Dataset records:
+---+

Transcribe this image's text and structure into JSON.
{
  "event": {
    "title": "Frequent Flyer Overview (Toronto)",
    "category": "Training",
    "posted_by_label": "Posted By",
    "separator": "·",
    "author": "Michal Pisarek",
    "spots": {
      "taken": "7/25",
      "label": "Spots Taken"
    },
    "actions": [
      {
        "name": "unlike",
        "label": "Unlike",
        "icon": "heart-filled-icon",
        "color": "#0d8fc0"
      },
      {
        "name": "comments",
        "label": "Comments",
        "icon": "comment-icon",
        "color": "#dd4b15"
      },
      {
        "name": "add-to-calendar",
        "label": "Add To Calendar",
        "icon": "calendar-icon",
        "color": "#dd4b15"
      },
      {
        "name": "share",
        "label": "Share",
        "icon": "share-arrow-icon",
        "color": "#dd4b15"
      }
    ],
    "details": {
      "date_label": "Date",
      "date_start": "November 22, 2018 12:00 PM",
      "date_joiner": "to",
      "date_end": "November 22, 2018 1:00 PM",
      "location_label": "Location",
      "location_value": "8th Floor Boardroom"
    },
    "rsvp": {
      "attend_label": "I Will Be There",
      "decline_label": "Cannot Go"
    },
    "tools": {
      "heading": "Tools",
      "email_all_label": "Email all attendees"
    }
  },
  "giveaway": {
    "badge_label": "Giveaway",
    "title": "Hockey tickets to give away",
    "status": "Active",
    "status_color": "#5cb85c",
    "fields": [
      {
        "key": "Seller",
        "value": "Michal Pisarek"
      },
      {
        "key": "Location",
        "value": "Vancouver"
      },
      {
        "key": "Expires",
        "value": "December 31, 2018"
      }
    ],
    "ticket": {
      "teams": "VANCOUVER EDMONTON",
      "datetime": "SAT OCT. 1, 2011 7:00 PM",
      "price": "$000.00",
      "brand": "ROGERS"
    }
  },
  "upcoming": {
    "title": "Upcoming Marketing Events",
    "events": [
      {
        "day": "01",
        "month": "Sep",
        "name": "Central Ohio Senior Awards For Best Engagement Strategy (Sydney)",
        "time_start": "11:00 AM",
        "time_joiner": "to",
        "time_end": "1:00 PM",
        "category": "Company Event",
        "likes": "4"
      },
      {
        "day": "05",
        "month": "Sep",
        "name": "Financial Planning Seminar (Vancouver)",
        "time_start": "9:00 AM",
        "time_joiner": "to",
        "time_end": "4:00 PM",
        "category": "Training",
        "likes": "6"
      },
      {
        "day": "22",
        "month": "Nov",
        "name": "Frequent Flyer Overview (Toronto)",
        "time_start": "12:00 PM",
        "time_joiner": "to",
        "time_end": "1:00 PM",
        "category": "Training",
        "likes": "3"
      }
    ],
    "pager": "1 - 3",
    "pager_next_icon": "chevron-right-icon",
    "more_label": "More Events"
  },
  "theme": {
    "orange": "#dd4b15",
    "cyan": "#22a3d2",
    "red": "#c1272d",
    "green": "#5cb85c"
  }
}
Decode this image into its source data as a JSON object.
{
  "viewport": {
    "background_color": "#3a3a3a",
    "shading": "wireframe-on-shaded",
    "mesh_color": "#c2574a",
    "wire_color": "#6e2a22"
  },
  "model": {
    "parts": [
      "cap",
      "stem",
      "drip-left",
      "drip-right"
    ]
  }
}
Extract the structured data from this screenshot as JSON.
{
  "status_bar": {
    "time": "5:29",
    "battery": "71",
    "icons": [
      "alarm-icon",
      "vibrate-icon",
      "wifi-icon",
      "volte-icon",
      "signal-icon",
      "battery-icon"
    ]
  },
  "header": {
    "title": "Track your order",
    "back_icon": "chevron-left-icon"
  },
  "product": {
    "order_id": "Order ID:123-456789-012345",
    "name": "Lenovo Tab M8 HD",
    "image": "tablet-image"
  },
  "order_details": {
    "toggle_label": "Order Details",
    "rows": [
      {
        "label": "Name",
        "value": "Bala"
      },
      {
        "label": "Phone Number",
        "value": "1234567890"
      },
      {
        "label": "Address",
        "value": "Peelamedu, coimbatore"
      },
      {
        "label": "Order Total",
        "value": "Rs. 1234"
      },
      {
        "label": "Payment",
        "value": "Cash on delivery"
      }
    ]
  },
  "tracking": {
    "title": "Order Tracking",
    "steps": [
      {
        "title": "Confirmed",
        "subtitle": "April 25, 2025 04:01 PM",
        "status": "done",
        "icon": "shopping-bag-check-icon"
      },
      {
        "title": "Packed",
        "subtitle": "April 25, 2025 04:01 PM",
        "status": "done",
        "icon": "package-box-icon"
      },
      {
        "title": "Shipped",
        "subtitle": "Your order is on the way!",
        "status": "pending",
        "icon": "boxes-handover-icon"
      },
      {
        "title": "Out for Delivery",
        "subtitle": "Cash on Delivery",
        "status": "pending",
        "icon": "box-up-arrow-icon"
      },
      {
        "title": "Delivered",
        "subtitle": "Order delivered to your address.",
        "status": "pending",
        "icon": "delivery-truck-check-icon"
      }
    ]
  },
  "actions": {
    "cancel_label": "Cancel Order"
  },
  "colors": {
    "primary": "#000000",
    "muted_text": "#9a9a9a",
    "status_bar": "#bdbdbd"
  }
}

+---+

▶ _Problem_
Wherever the string "November" appears in the entries above, list that line.

▶ _Exercise answer_
      "date_start": "November 22, 2018 12:00 PM",
      "date_end": "November 22, 2018 1:00 PM",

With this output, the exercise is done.